TASK DETAILS - Examine the records and identify each line that includes the string "Size". Copy those lines.

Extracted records

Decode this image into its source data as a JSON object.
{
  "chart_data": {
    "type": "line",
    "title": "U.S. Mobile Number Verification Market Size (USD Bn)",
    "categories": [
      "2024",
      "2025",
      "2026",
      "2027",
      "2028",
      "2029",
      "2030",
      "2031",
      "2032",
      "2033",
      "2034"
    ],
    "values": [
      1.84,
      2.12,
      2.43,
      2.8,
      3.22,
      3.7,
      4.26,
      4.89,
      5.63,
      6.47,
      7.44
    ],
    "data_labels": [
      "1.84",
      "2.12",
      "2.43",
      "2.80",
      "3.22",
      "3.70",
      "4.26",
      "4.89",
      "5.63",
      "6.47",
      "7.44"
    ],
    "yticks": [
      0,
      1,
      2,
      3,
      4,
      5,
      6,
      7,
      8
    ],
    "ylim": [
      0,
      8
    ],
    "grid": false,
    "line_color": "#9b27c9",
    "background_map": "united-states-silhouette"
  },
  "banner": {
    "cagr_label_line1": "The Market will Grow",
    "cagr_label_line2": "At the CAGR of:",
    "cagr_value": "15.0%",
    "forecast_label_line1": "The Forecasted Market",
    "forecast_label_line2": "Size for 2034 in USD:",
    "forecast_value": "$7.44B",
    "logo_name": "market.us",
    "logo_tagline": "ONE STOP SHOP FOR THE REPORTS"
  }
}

OUTPUT -
    "title": "U.S. Mobile Number Verification Market Size (USD Bn)",
    "forecast_label_line2": "Size for 2034 in USD:",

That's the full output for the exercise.